Recorded data
▬▬▬▬▬▬▬▬▬▬

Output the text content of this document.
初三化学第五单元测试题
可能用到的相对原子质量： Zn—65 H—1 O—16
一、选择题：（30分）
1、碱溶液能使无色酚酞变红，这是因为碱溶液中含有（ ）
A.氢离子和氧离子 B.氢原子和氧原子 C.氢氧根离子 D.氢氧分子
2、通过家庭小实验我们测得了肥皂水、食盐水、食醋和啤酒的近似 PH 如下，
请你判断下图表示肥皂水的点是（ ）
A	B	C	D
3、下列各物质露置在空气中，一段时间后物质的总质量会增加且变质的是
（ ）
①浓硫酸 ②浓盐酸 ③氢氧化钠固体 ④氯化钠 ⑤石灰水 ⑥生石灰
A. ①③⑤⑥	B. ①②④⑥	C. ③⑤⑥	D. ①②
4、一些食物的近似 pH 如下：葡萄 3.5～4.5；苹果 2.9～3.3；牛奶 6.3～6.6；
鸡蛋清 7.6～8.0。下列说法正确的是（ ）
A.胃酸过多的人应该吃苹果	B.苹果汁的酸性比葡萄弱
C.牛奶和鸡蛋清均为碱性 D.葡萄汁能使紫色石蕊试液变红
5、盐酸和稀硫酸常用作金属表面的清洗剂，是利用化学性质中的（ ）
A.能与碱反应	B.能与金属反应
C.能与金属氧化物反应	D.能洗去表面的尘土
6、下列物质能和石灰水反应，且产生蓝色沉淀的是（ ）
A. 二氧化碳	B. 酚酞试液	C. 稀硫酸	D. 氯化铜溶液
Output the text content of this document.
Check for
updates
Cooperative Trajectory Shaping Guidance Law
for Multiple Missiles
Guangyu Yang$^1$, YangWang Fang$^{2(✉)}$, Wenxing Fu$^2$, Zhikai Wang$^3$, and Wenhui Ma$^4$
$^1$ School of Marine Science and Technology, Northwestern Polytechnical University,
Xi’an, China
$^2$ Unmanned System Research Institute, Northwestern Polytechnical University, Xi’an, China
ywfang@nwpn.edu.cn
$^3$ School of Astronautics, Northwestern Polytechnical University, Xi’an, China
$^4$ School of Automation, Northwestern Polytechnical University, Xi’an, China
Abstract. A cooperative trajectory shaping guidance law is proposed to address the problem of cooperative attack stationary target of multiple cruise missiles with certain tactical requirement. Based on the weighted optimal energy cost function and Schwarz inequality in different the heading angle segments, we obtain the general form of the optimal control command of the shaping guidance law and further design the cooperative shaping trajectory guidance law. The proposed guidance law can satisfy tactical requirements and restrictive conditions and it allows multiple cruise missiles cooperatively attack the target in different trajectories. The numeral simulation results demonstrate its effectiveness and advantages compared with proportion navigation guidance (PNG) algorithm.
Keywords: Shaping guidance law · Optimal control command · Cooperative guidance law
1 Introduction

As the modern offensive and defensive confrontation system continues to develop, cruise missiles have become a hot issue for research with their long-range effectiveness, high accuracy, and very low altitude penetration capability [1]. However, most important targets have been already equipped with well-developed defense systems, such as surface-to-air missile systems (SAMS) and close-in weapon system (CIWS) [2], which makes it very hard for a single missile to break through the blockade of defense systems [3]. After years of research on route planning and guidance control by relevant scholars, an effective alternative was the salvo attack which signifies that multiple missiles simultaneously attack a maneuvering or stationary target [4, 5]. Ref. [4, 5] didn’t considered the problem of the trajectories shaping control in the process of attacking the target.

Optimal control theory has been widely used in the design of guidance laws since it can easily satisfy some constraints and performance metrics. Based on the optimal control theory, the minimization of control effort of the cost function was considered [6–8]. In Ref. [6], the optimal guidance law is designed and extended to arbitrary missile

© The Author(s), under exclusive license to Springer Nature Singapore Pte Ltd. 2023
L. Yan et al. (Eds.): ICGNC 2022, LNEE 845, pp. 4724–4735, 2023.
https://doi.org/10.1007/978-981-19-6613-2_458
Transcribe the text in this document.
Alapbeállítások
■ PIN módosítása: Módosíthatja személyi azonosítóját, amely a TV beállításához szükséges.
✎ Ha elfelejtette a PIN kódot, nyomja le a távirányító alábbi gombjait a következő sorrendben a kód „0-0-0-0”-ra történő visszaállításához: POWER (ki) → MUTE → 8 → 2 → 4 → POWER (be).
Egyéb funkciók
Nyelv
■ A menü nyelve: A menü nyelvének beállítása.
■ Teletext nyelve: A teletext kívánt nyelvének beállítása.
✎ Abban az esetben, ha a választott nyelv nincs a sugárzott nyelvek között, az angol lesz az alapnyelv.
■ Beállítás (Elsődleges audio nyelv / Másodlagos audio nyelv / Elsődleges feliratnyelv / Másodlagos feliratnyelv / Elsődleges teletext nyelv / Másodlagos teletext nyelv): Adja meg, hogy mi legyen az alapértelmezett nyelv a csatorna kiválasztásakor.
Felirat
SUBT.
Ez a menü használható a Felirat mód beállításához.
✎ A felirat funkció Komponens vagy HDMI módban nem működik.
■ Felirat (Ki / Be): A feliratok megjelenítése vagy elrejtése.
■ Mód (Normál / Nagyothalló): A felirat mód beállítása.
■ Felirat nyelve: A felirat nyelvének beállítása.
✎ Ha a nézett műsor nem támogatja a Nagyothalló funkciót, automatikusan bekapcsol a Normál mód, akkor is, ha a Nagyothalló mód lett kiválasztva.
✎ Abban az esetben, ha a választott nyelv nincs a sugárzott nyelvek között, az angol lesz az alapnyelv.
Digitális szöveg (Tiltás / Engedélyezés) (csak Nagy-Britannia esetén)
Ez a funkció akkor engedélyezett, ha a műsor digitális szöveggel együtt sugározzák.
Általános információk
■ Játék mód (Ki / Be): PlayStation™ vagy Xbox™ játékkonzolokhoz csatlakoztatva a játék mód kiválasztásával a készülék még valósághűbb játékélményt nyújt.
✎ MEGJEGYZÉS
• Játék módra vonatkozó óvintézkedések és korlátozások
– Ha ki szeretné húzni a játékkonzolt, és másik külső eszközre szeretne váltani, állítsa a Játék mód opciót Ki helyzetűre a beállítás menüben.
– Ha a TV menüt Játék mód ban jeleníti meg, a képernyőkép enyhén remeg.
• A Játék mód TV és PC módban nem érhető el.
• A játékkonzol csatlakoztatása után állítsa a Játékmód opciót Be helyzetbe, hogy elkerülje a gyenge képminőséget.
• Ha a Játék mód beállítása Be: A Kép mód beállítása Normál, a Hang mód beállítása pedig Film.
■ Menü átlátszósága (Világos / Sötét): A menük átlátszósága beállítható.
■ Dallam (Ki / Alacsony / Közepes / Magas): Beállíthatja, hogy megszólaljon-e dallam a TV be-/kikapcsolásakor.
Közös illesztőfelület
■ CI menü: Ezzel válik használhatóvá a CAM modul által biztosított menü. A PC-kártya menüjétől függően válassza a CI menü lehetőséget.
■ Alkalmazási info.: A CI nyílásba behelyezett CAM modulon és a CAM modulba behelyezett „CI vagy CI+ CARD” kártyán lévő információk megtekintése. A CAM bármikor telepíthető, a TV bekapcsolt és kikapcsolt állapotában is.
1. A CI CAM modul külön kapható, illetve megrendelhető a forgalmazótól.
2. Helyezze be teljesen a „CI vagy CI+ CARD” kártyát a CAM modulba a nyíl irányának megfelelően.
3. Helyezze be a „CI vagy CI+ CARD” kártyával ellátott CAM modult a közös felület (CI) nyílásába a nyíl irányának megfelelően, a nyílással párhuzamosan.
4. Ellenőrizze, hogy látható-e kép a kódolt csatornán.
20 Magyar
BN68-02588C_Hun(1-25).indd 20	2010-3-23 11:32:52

▬▬▬▬▬▬▬▬▬▬

### Exercise directions
What is needed here is an exact reproduction of all the entries.

### Result of this task
Output the text content of this document.
初三化学第五单元测试题
可能用到的相对原子质量： Zn—65 H—1 O—16
一、选择题：（30分）
1、碱溶液能使无色酚酞变红，这是因为碱溶液中含有（ ）
A.氢离子和氧离子 B.氢原子和氧原子 C.氢氧根离子 D.氢氧分子
2、通过家庭小实验我们测得了肥皂水、食盐水、食醋和啤酒的近似 PH 如下，
请你判断下图表示肥皂水的点是（ ）
A	B	C	D
3、下列各物质露置在空气中，一段时间后物质的总质量会增加且变质的是
（ ）
①浓硫酸 ②浓盐酸 ③氢氧化钠固体 ④氯化钠 ⑤石灰水 ⑥生石灰
A. ①③⑤⑥	B. ①②④⑥	C. ③⑤⑥	D. ①②
4、一些食物的近似 pH 如下：葡萄 3.5～4.5；苹果 2.9～3.3；牛奶 6.3～6.6；
鸡蛋清 7.6～8.0。下列说法正确的是（ ）
A.胃酸过多的人应该吃苹果	B.苹果汁的酸性比葡萄弱
C.牛奶和鸡蛋清均为碱性 D.葡萄汁能使紫色石蕊试液变红
5、盐酸和稀硫酸常用作金属表面的清洗剂，是利用化学性质中的（ ）
A.能与碱反应	B.能与金属反应
C.能与金属氧化物反应	D.能洗去表面的尘土
6、下列物质能和石灰水反应，且产生蓝色沉淀的是（ ）
A. 二氧化碳	B. 酚酞试液	C. 稀硫酸	D. 氯化铜溶液
Output the text content of this document.
Check for
updates
Cooperative Trajectory Shaping Guidance Law
for Multiple Missiles
Guangyu Yang$^1$, YangWang Fang$^{2(✉)}$, Wenxing Fu$^2$, Zhikai Wang$^3$, and Wenhui Ma$^4$
$^1$ School of Marine Science and Technology, Northwestern Polytechnical University,
Xi’an, China
$^2$ Unmanned System Research Institute, Northwestern Polytechnical University, Xi’an, China
ywfang@nwpn.edu.cn
$^3$ School of Astronautics, Northwestern Polytechnical University, Xi’an, China
$^4$ School of Automation, Northwestern Polytechnical University, Xi’an, China
Abstract. A cooperative trajectory shaping guidance law is proposed to address the problem of cooperative attack stationary target of multiple cruise missiles with certain tactical requirement. Based on the weighted optimal energy cost function and Schwarz inequality in different the heading angle segments, we obtain the general form of the optimal control command of the shaping guidance law and further design the cooperative shaping trajectory guidance law. The proposed guidance law can satisfy tactical requirements and restrictive conditions and it allows multiple cruise missiles cooperatively attack the target in different trajectories. The numeral simulation results demonstrate its effectiveness and advantages compared with proportion navigation guidance (PNG) algorithm.
Keywords: Shaping guidance law · Optimal control command · Cooperative guidance law
1 Introduction

As the modern offensive and defensive confrontation system continues to develop, cruise missiles have become a hot issue for research with their long-range effectiveness, high accuracy, and very low altitude penetration capability [1]. However, most important targets have been already equipped with well-developed defense systems, such as surface-to-air missile systems (SAMS) and close-in weapon system (CIWS) [2], which makes it very hard for a single missile to break through the blockade of defense systems [3]. After years of research on route planning and guidance control by relevant scholars, an effective alternative was the salvo attack which signifies that multiple missiles simultaneously attack a maneuvering or stationary target [4, 5]. Ref. [4, 5] didn’t considered the problem of the trajectories shaping control in the process of attacking the target.

Optimal control theory has been widely used in the design of guidance laws since it can easily satisfy some constraints and performance metrics. Based on the optimal control theory, the minimization of control effort of the cost function was considered [6–8]. In Ref. [6], the optimal guidance law is designed and extended to arbitrary missile

© The Author(s), under exclusive license to Springer Nature Singapore Pte Ltd. 2023
L. Yan et al. (Eds.): ICGNC 2022, LNEE 845, pp. 4724–4735, 2023.
https://doi.org/10.1007/978-981-19-6613-2_458
Transcribe the text in this document.
Alapbeállítások
■ PIN módosítása: Módosíthatja személyi azonosítóját, amely a TV beállításához szükséges.
✎ Ha elfelejtette a PIN kódot, nyomja le a távirányító alábbi gombjait a következő sorrendben a kód „0-0-0-0”-ra történő visszaállításához: POWER (ki) → MUTE → 8 → 2 → 4 → POWER (be).
Egyéb funkciók
Nyelv
■ A menü nyelve: A menü nyelvének beállítása.
■ Teletext nyelve: A teletext kívánt nyelvének beállítása.
✎ Abban az esetben, ha a választott nyelv nincs a sugárzott nyelvek között, az angol lesz az alapnyelv.
■ Beállítás (Elsődleges audio nyelv / Másodlagos audio nyelv / Elsődleges feliratnyelv / Másodlagos feliratnyelv / Elsődleges teletext nyelv / Másodlagos teletext nyelv): Adja meg, hogy mi legyen az alapértelmezett nyelv a csatorna kiválasztásakor.
Felirat
SUBT.
Ez a menü használható a Felirat mód beállításához.
✎ A felirat funkció Komponens vagy HDMI módban nem működik.
■ Felirat (Ki / Be): A feliratok megjelenítése vagy elrejtése.
■ Mód (Normál / Nagyothalló): A felirat mód beállítása.
■ Felirat nyelve: A felirat nyelvének beállítása.
✎ Ha a nézett műsor nem támogatja a Nagyothalló funkciót, automatikusan bekapcsol a Normál mód, akkor is, ha a Nagyothalló mód lett kiválasztva.
✎ Abban az esetben, ha a választott nyelv nincs a sugárzott nyelvek között, az angol lesz az alapnyelv.
Digitális szöveg (Tiltás / Engedélyezés) (csak Nagy-Britannia esetén)
Ez a funkció akkor engedélyezett, ha a műsor digitális szöveggel együtt sugározzák.
Általános információk
■ Játék mód (Ki / Be): PlayStation™ vagy Xbox™ játékkonzolokhoz csatlakoztatva a játék mód kiválasztásával a készülék még valósághűbb játékélményt nyújt.
✎ MEGJEGYZÉS
• Játék módra vonatkozó óvintézkedések és korlátozások
– Ha ki szeretné húzni a játékkonzolt, és másik külső eszközre szeretne váltani, állítsa a Játék mód opciót Ki helyzetűre a beállítás menüben.
– Ha a TV menüt Játék mód ban jeleníti meg, a képernyőkép enyhén remeg.
• A Játék mód TV és PC módban nem érhető el.
• A játékkonzol csatlakoztatása után állítsa a Játékmód opciót Be helyzetbe, hogy elkerülje a gyenge képminőséget.
• Ha a Játék mód beállítása Be: A Kép mód beállítása Normál, a Hang mód beállítása pedig Film.
■ Menü átlátszósága (Világos / Sötét): A menük átlátszósága beállítható.
■ Dallam (Ki / Alacsony / Közepes / Magas): Beállíthatja, hogy megszólaljon-e dallam a TV be-/kikapcsolásakor.
Közös illesztőfelület
■ CI menü: Ezzel válik használhatóvá a CAM modul által biztosított menü. A PC-kártya menüjétől függően válassza a CI menü lehetőséget.
■ Alkalmazási info.: A CI nyílásba behelyezett CAM modulon és a CAM modulba behelyezett „CI vagy CI+ CARD” kártyán lévő információk megtekintése. A CAM bármikor telepíthető, a TV bekapcsolt és kikapcsolt állapotában is.
1. A CI CAM modul külön kapható, illetve megrendelhető a forgalmazótól.
2. Helyezze be teljesen a „CI vagy CI+ CARD” kártyát a CAM modulba a nyíl irányának megfelelően.
3. Helyezze be a „CI vagy CI+ CARD” kártyával ellátott CAM modult a közös felület (CI) nyílásába a nyíl irányának megfelelően, a nyílással párhuzamosan.
4. Ellenőrizze, hogy látható-e kép a kódolt csatornán.
20 Magyar
BN68-02588C_Hun(1-25).indd 20	2010-3-23 11:32:52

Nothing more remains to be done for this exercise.